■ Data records

= = = = =

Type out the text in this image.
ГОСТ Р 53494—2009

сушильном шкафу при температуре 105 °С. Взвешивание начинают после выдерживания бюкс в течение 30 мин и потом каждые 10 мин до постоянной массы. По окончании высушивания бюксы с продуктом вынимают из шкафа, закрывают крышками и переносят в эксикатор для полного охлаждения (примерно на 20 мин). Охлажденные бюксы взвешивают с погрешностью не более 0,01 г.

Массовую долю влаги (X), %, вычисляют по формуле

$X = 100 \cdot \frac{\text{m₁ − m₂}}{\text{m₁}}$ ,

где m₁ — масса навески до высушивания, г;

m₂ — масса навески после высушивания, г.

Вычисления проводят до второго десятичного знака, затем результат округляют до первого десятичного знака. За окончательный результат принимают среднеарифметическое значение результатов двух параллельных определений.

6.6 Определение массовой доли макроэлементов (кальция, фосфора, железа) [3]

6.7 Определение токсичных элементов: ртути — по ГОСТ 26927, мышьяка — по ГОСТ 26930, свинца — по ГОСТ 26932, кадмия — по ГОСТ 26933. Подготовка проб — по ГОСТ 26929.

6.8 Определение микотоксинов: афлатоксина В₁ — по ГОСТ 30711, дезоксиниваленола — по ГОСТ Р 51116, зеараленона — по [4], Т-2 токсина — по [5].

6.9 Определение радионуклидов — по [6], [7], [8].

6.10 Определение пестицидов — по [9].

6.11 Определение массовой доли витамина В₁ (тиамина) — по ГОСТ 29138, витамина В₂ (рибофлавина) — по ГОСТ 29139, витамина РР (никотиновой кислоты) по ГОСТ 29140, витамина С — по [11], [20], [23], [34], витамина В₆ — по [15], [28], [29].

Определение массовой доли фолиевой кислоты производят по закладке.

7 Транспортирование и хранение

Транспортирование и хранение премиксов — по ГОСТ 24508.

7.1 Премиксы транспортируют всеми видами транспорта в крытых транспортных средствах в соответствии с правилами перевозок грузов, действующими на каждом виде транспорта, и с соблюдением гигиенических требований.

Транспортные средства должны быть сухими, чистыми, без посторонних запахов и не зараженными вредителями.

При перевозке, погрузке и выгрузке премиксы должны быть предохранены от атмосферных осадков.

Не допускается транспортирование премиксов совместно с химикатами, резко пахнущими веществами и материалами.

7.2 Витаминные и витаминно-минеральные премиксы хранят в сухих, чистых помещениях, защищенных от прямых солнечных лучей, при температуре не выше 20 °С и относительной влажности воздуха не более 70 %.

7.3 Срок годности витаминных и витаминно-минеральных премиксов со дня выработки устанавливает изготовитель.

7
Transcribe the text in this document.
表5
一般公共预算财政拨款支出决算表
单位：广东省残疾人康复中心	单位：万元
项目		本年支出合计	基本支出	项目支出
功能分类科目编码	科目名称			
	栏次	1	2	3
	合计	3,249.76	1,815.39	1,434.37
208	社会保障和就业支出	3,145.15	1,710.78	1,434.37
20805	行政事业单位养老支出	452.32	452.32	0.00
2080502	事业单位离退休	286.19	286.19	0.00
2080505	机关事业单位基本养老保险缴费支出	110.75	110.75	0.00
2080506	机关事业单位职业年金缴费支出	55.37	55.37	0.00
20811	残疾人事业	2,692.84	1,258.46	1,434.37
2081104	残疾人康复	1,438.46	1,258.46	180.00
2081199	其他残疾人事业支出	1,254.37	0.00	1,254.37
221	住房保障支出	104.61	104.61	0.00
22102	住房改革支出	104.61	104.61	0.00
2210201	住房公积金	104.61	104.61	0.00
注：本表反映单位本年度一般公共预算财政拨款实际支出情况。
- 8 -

= = = = =

■ Stated goal
Look through the records and gather each line with the word "должны".

■ Correct result
Транспортные средства должны быть сухими, чистыми, без посторонних запахов и не зараженными вредителями.
При перевозке, погрузке и выгрузке премиксы должны быть предохранены от атмосферных осадков.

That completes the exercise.